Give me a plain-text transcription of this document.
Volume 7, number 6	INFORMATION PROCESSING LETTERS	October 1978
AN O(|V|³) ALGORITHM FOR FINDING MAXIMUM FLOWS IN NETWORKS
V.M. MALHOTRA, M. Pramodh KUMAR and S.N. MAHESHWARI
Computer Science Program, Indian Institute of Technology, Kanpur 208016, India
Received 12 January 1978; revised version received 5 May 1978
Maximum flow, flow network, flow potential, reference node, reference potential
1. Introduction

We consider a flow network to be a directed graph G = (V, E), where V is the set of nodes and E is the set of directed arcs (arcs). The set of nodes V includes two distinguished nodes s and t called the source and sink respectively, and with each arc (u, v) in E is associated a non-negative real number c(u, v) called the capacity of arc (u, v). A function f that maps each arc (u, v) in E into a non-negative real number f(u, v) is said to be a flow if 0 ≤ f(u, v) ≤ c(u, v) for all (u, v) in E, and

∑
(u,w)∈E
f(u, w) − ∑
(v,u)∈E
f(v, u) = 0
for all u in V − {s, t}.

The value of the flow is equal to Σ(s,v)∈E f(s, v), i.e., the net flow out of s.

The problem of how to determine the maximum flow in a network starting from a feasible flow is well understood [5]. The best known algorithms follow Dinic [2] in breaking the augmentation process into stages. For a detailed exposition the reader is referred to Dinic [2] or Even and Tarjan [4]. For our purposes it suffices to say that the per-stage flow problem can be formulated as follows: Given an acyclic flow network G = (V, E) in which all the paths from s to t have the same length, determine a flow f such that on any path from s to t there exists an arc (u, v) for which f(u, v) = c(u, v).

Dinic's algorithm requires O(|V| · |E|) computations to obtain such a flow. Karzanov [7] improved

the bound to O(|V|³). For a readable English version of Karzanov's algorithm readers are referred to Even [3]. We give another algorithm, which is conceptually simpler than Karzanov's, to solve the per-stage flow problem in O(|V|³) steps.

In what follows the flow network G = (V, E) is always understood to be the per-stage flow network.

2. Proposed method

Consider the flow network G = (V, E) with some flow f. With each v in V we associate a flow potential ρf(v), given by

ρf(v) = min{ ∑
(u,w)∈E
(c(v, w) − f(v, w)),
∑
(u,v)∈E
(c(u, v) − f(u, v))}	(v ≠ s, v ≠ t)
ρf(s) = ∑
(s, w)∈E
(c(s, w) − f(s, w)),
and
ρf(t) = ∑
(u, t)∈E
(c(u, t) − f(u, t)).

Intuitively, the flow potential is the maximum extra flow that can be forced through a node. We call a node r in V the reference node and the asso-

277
+ + + +
> [Task to carry out]: Pick out every line holding the string "Karzanov" and return it.

> [Complete answer]:
Dinic's algorithm requires O(|V| · |E|) computations to obtain such a flow. Karzanov [7] improved
the bound to O(|V|³). For a readable English version of Karzanov's algorithm readers are referred to Even [3]. We give another algorithm, which is conceptually simpler than Karzanov's, to solve the per-stage flow problem in O(|V|³) steps.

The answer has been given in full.